== Task instructions ==
From the listing below, extract every line containing "this".

== Entries shown ==
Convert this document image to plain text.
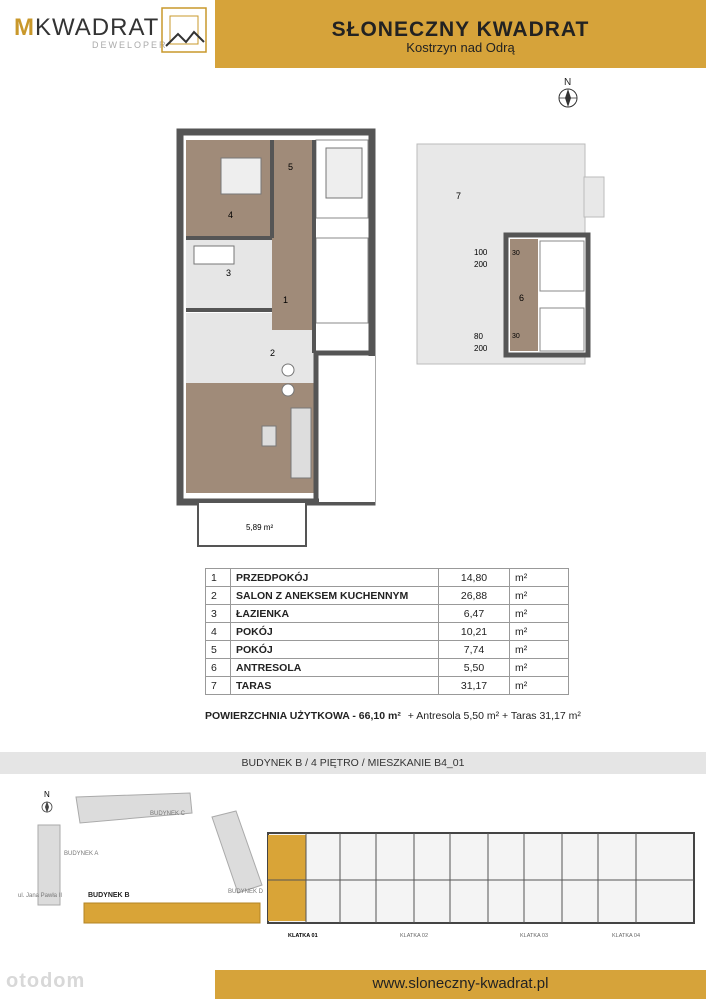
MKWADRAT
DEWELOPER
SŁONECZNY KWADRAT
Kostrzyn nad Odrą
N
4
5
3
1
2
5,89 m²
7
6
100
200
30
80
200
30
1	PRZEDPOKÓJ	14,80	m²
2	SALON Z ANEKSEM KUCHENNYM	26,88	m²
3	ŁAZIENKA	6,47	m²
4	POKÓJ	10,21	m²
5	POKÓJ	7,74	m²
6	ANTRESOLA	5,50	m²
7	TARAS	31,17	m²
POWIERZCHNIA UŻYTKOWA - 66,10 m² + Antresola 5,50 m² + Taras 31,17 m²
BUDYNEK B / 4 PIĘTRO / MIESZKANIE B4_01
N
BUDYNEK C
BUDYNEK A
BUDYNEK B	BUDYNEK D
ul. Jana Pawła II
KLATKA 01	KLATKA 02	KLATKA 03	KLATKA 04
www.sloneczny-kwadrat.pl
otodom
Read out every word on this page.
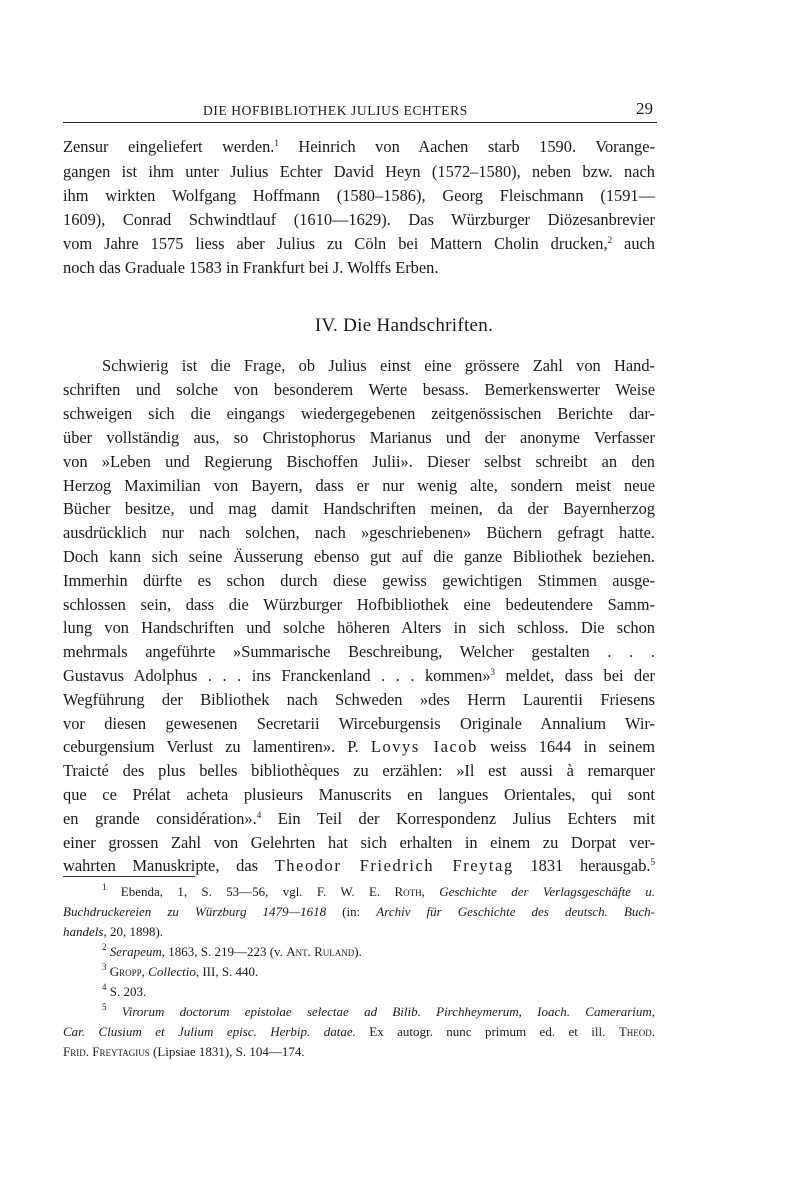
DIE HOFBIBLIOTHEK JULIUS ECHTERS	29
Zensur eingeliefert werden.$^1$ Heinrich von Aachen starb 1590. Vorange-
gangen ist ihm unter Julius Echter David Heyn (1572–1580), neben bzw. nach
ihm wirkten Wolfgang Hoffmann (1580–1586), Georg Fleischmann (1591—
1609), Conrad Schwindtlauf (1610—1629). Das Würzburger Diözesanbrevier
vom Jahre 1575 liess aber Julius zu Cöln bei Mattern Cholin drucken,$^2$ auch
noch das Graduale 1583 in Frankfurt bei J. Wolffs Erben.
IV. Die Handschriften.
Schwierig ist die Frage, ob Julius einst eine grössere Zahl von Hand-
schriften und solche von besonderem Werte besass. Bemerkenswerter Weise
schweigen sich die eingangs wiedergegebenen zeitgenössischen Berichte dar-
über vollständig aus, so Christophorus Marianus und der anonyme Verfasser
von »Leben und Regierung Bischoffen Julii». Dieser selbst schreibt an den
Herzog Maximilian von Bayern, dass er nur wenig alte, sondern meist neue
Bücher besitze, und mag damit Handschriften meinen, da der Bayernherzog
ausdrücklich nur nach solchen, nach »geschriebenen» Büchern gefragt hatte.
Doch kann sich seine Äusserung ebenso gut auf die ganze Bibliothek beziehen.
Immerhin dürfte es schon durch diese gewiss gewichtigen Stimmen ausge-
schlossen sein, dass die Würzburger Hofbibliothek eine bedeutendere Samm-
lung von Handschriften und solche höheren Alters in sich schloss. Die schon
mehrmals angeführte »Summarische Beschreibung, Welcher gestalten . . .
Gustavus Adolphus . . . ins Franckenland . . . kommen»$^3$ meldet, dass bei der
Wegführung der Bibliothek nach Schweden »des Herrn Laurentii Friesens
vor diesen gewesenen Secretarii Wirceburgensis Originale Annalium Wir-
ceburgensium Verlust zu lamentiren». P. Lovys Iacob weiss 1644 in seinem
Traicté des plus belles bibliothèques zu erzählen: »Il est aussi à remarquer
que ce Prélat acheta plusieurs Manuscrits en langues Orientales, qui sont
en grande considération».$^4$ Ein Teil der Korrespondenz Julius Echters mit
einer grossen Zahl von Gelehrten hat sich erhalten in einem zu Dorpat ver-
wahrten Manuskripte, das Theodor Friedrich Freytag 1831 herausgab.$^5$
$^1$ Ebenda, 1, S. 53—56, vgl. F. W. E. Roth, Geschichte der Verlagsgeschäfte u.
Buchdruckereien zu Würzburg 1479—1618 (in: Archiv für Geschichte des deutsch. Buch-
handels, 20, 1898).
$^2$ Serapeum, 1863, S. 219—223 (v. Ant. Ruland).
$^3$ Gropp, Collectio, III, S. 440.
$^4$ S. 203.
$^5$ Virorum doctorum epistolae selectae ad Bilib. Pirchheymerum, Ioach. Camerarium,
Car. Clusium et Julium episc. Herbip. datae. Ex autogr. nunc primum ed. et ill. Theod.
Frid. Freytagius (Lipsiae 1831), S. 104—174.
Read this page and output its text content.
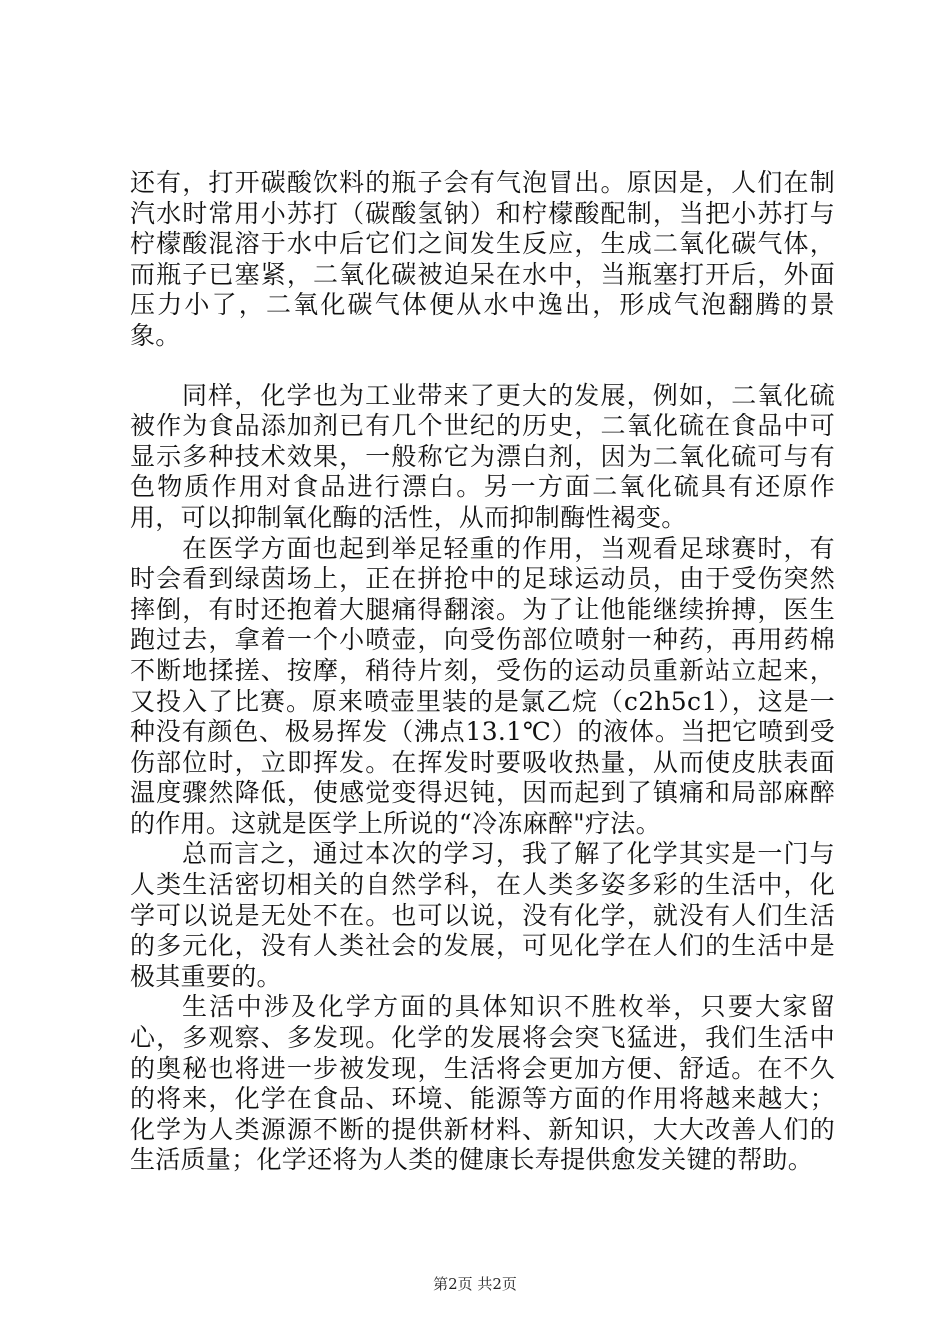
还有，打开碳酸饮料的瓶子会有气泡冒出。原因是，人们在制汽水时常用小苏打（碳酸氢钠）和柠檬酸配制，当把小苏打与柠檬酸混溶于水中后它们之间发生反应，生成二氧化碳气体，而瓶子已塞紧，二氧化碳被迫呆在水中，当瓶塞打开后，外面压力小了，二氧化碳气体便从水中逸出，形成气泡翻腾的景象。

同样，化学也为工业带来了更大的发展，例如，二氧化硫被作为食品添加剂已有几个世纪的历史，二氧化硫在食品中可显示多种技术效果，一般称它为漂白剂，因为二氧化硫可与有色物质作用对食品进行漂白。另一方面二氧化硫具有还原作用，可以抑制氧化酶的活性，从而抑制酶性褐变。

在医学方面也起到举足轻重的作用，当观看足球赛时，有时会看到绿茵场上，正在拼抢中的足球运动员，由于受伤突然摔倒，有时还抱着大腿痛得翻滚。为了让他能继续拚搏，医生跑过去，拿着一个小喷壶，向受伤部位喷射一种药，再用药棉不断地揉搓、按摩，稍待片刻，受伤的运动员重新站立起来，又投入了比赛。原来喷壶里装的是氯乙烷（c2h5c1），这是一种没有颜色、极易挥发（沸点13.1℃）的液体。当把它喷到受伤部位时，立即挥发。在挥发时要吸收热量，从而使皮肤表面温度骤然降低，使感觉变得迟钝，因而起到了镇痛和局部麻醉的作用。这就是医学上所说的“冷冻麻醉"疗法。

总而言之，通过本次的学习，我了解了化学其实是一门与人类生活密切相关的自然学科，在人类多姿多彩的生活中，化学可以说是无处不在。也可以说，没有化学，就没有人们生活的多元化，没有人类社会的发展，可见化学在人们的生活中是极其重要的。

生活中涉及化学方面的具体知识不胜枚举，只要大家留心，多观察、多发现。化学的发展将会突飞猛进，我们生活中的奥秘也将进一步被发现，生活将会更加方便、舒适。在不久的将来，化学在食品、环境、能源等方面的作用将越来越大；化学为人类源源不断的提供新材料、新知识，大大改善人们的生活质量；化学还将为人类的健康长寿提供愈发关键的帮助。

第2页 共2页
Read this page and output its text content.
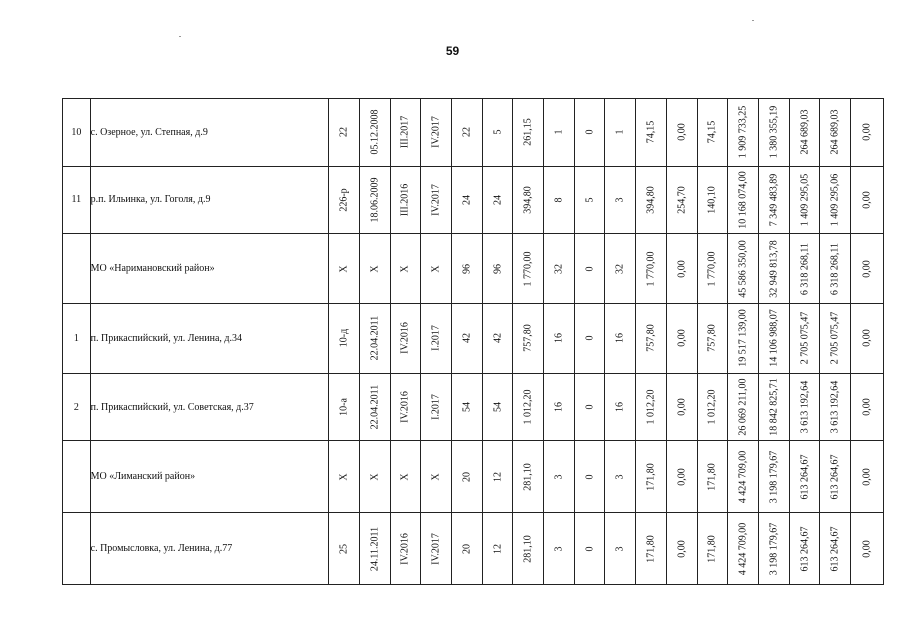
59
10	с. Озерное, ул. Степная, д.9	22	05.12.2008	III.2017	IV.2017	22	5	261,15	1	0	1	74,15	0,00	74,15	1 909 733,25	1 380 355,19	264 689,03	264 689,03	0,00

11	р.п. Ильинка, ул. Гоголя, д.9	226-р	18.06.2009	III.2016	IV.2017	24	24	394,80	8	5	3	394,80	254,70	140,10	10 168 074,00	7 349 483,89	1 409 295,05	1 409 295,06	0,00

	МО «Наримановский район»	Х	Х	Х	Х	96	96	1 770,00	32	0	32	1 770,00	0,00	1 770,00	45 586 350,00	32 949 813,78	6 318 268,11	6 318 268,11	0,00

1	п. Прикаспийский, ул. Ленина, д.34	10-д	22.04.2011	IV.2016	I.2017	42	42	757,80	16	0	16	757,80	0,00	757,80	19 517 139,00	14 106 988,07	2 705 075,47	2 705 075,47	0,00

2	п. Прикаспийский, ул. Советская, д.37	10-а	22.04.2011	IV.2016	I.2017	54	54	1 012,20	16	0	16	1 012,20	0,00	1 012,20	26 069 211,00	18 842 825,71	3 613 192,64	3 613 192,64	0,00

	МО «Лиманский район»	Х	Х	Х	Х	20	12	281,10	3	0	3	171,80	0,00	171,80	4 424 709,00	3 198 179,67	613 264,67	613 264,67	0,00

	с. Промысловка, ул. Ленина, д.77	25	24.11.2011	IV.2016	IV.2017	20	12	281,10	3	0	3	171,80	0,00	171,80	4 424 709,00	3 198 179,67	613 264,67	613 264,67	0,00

== Written response ==
Convert this document image to plain text.
Read out every word on this page.
Read this page and output its text content.
Read this page and output its text content.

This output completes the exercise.